**TASK:** Your task is to copy every record exactly.

**EXTRACTED RECORDS:**
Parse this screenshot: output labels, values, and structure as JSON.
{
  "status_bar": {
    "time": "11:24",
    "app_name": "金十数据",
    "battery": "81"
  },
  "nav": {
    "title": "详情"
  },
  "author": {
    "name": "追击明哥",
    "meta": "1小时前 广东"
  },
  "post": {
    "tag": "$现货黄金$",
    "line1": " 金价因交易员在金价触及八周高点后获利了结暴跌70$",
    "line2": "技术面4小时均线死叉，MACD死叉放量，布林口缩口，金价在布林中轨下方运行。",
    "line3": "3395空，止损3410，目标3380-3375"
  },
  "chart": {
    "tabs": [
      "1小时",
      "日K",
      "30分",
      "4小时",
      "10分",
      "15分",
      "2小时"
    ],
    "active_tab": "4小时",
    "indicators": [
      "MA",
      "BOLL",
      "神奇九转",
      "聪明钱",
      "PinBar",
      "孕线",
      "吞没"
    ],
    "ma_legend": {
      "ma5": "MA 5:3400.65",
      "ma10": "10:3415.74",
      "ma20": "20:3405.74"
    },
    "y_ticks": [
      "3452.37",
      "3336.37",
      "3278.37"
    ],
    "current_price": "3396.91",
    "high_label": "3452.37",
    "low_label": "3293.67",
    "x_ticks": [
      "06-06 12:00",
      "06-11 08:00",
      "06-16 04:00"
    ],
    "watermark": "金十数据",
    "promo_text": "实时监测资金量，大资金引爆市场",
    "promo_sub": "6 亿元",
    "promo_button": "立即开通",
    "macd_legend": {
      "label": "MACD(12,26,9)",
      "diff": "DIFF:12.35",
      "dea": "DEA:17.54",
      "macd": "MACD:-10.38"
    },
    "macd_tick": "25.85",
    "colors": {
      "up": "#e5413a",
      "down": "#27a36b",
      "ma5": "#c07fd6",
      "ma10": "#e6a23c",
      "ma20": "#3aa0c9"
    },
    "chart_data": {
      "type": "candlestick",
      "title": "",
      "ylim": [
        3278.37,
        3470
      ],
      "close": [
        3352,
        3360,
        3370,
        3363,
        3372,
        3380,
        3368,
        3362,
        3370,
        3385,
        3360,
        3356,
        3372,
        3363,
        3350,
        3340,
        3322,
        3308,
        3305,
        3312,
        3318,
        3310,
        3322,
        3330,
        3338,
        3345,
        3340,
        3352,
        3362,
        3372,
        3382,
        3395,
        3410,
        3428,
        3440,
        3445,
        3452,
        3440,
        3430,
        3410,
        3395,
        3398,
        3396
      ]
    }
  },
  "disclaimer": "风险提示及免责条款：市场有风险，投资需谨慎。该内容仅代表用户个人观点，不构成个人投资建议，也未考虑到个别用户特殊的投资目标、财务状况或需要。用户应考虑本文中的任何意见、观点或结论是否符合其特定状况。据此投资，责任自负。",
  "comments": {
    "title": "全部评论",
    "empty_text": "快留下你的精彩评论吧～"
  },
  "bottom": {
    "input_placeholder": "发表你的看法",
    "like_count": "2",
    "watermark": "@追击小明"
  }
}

**SOLUTION:**
Parse this screenshot: output labels, values, and structure as JSON.
{
  "status_bar": {
    "time": "11:24",
    "app_name": "金十数据",
    "battery": "81"
  },
  "nav": {
    "title": "详情"
  },
  "author": {
    "name": "追击明哥",
    "meta": "1小时前 广东"
  },
  "post": {
    "tag": "$现货黄金$",
    "line1": " 金价因交易员在金价触及八周高点后获利了结暴跌70$",
    "line2": "技术面4小时均线死叉，MACD死叉放量，布林口缩口，金价在布林中轨下方运行。",
    "line3": "3395空，止损3410，目标3380-3375"
  },
  "chart": {
    "tabs": [
      "1小时",
      "日K",
      "30分",
      "4小时",
      "10分",
      "15分",
      "2小时"
    ],
    "active_tab": "4小时",
    "indicators": [
      "MA",
      "BOLL",
      "神奇九转",
      "聪明钱",
      "PinBar",
      "孕线",
      "吞没"
    ],
    "ma_legend": {
      "ma5": "MA 5:3400.65",
      "ma10": "10:3415.74",
      "ma20": "20:3405.74"
    },
    "y_ticks": [
      "3452.37",
      "3336.37",
      "3278.37"
    ],
    "current_price": "3396.91",
    "high_label": "3452.37",
    "low_label": "3293.67",
    "x_ticks": [
      "06-06 12:00",
      "06-11 08:00",
      "06-16 04:00"
    ],
    "watermark": "金十数据",
    "promo_text": "实时监测资金量，大资金引爆市场",
    "promo_sub": "6 亿元",
    "promo_button": "立即开通",
    "macd_legend": {
      "label": "MACD(12,26,9)",
      "diff": "DIFF:12.35",
      "dea": "DEA:17.54",
      "macd": "MACD:-10.38"
    },
    "macd_tick": "25.85",
    "colors": {
      "up": "#e5413a",
      "down": "#27a36b",
      "ma5": "#c07fd6",
      "ma10": "#e6a23c",
      "ma20": "#3aa0c9"
    },
    "chart_data": {
      "type": "candlestick",
      "title": "",
      "ylim": [
        3278.37,
        3470
      ],
      "close": [
        3352,
        3360,
        3370,
        3363,
        3372,
        3380,
        3368,
        3362,
        3370,
        3385,
        3360,
        3356,
        3372,
        3363,
        3350,
        3340,
        3322,
        3308,
        3305,
        3312,
        3318,
        3310,
        3322,
        3330,
        3338,
        3345,
        3340,
        3352,
        3362,
        3372,
        3382,
        3395,
        3410,
        3428,
        3440,
        3445,
        3452,
        3440,
        3430,
        3410,
        3395,
        3398,
        3396
      ]
    }
  },
  "disclaimer": "风险提示及免责条款：市场有风险，投资需谨慎。该内容仅代表用户个人观点，不构成个人投资建议，也未考虑到个别用户特殊的投资目标、财务状况或需要。用户应考虑本文中的任何意见、观点或结论是否符合其特定状况。据此投资，责任自负。",
  "comments": {
    "title": "全部评论",
    "empty_text": "快留下你的精彩评论吧～"
  },
  "bottom": {
    "input_placeholder": "发表你的看法",
    "like_count": "2",
    "watermark": "@追击小明"
  }
}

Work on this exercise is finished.